> Information supplied:
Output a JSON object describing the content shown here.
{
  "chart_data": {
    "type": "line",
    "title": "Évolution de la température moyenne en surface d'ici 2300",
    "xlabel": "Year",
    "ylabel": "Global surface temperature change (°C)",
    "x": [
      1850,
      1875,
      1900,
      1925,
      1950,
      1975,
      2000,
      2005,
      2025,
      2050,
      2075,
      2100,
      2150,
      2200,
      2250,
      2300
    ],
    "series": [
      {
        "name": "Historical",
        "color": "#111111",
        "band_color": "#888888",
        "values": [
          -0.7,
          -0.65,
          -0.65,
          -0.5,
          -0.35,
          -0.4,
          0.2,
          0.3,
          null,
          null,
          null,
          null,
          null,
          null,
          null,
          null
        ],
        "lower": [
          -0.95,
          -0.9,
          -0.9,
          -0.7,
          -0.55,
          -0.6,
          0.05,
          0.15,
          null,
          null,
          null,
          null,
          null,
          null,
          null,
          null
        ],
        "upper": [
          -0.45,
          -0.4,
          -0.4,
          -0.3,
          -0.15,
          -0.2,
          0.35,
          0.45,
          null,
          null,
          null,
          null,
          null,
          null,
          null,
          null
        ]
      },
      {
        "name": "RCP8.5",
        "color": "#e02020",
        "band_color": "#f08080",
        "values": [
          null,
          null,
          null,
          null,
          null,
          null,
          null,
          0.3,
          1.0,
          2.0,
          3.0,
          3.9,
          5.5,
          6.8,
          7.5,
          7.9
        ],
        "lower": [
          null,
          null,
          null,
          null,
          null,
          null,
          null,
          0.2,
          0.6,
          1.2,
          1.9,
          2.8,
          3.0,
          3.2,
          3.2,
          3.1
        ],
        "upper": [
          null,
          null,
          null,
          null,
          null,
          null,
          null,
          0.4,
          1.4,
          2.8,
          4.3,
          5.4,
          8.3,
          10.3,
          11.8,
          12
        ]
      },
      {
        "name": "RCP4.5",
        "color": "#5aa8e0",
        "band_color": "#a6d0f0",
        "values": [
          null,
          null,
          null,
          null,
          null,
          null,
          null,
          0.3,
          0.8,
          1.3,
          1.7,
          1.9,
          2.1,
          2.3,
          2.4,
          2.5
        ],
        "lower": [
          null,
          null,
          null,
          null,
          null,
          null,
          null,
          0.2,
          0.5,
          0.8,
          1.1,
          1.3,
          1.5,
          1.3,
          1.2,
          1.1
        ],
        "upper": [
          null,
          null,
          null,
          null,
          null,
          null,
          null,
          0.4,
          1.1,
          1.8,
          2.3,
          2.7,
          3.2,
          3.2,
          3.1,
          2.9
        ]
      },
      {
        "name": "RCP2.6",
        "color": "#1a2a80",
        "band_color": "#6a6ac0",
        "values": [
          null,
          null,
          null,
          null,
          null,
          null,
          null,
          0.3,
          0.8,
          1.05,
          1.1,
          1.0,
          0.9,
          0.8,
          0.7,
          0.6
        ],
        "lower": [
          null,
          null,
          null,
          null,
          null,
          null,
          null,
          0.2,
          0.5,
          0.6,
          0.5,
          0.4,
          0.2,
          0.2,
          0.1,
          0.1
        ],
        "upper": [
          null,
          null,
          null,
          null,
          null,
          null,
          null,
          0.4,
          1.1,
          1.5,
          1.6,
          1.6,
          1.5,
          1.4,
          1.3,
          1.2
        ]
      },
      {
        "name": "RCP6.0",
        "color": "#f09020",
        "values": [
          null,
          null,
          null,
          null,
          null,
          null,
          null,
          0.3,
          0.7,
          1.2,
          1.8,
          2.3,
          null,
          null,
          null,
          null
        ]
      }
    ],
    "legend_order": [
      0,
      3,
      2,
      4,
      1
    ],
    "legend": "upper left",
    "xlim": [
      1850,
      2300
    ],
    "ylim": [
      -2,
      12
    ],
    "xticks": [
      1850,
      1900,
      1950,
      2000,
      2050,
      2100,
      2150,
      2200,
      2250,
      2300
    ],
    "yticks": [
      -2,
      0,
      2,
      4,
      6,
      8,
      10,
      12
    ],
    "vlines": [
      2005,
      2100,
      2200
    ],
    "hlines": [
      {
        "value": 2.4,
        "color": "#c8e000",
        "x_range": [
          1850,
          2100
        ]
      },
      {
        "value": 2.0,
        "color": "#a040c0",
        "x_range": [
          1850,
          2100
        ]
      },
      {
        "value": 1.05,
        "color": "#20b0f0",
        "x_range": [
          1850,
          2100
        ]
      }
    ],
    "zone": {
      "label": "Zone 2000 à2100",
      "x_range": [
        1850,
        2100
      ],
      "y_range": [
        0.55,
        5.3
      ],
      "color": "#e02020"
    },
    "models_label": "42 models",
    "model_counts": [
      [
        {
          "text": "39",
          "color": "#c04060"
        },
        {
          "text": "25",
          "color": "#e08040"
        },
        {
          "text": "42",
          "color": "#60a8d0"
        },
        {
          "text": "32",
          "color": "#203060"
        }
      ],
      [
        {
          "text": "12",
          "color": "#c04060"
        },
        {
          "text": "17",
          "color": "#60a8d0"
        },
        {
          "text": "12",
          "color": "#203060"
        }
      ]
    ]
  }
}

> Problem to work on: Quote the entire listing above exactly.

> Finished answer:
Output a JSON object describing the content shown here.
{
  "chart_data": {
    "type": "line",
    "title": "Évolution de la température moyenne en surface d'ici 2300",
    "xlabel": "Year",
    "ylabel": "Global surface temperature change (°C)",
    "x": [
      1850,
      1875,
      1900,
      1925,
      1950,
      1975,
      2000,
      2005,
      2025,
      2050,
      2075,
      2100,
      2150,
      2200,
      2250,
      2300
    ],
    "series": [
      {
        "name": "Historical",
        "color": "#111111",
        "band_color": "#888888",
        "values": [
          -0.7,
          -0.65,
          -0.65,
          -0.5,
          -0.35,
          -0.4,
          0.2,
          0.3,
          null,
          null,
          null,
          null,
          null,
          null,
          null,
          null
        ],
        "lower": [
          -0.95,
          -0.9,
          -0.9,
          -0.7,
          -0.55,
          -0.6,
          0.05,
          0.15,
          null,
          null,
          null,
          null,
          null,
          null,
          null,
          null
        ],
        "upper": [
          -0.45,
          -0.4,
          -0.4,
          -0.3,
          -0.15,
          -0.2,
          0.35,
          0.45,
          null,
          null,
          null,
          null,
          null,
          null,
          null,
          null
        ]
      },
      {
        "name": "RCP8.5",
        "color": "#e02020",
        "band_color": "#f08080",
        "values": [
          null,
          null,
          null,
          null,
          null,
          null,
          null,
          0.3,
          1.0,
          2.0,
          3.0,
          3.9,
          5.5,
          6.8,
          7.5,
          7.9
        ],
        "lower": [
          null,
          null,
          null,
          null,
          null,
          null,
          null,
          0.2,
          0.6,
          1.2,
          1.9,
          2.8,
          3.0,
          3.2,
          3.2,
          3.1
        ],
        "upper": [
          null,
          null,
          null,
          null,
          null,
          null,
          null,
          0.4,
          1.4,
          2.8,
          4.3,
          5.4,
          8.3,
          10.3,
          11.8,
          12
        ]
      },
      {
        "name": "RCP4.5",
        "color": "#5aa8e0",
        "band_color": "#a6d0f0",
        "values": [
          null,
          null,
          null,
          null,
          null,
          null,
          null,
          0.3,
          0.8,
          1.3,
          1.7,
          1.9,
          2.1,
          2.3,
          2.4,
          2.5
        ],
        "lower": [
          null,
          null,
          null,
          null,
          null,
          null,
          null,
          0.2,
          0.5,
          0.8,
          1.1,
          1.3,
          1.5,
          1.3,
          1.2,
          1.1
        ],
        "upper": [
          null,
          null,
          null,
          null,
          null,
          null,
          null,
          0.4,
          1.1,
          1.8,
          2.3,
          2.7,
          3.2,
          3.2,
          3.1,
          2.9
        ]
      },
      {
        "name": "RCP2.6",
        "color": "#1a2a80",
        "band_color": "#6a6ac0",
        "values": [
          null,
          null,
          null,
          null,
          null,
          null,
          null,
          0.3,
          0.8,
          1.05,
          1.1,
          1.0,
          0.9,
          0.8,
          0.7,
          0.6
        ],
        "lower": [
          null,
          null,
          null,
          null,
          null,
          null,
          null,
          0.2,
          0.5,
          0.6,
          0.5,
          0.4,
          0.2,
          0.2,
          0.1,
          0.1
        ],
        "upper": [
          null,
          null,
          null,
          null,
          null,
          null,
          null,
          0.4,
          1.1,
          1.5,
          1.6,
          1.6,
          1.5,
          1.4,
          1.3,
          1.2
        ]
      },
      {
        "name": "RCP6.0",
        "color": "#f09020",
        "values": [
          null,
          null,
          null,
          null,
          null,
          null,
          null,
          0.3,
          0.7,
          1.2,
          1.8,
          2.3,
          null,
          null,
          null,
          null
        ]
      }
    ],
    "legend_order": [
      0,
      3,
      2,
      4,
      1
    ],
    "legend": "upper left",
    "xlim": [
      1850,
      2300
    ],
    "ylim": [
      -2,
      12
    ],
    "xticks": [
      1850,
      1900,
      1950,
      2000,
      2050,
      2100,
      2150,
      2200,
      2250,
      2300
    ],
    "yticks": [
      -2,
      0,
      2,
      4,
      6,
      8,
      10,
      12
    ],
    "vlines": [
      2005,
      2100,
      2200
    ],
    "hlines": [
      {
        "value": 2.4,
        "color": "#c8e000",
        "x_range": [
          1850,
          2100
        ]
      },
      {
        "value": 2.0,
        "color": "#a040c0",
        "x_range": [
          1850,
          2100
        ]
      },
      {
        "value": 1.05,
        "color": "#20b0f0",
        "x_range": [
          1850,
          2100
        ]
      }
    ],
    "zone": {
      "label": "Zone 2000 à2100",
      "x_range": [
        1850,
        2100
      ],
      "y_range": [
        0.55,
        5.3
      ],
      "color": "#e02020"
    },
    "models_label": "42 models",
    "model_counts": [
      [
        {
          "text": "39",
          "color": "#c04060"
        },
        {
          "text": "25",
          "color": "#e08040"
        },
        {
          "text": "42",
          "color": "#60a8d0"
        },
        {
          "text": "32",
          "color": "#203060"
        }
      ],
      [
        {
          "text": "12",
          "color": "#c04060"
        },
        {
          "text": "17",
          "color": "#60a8d0"
        },
        {
          "text": "12",
          "color": "#203060"
        }
      ]
    ]
  }
}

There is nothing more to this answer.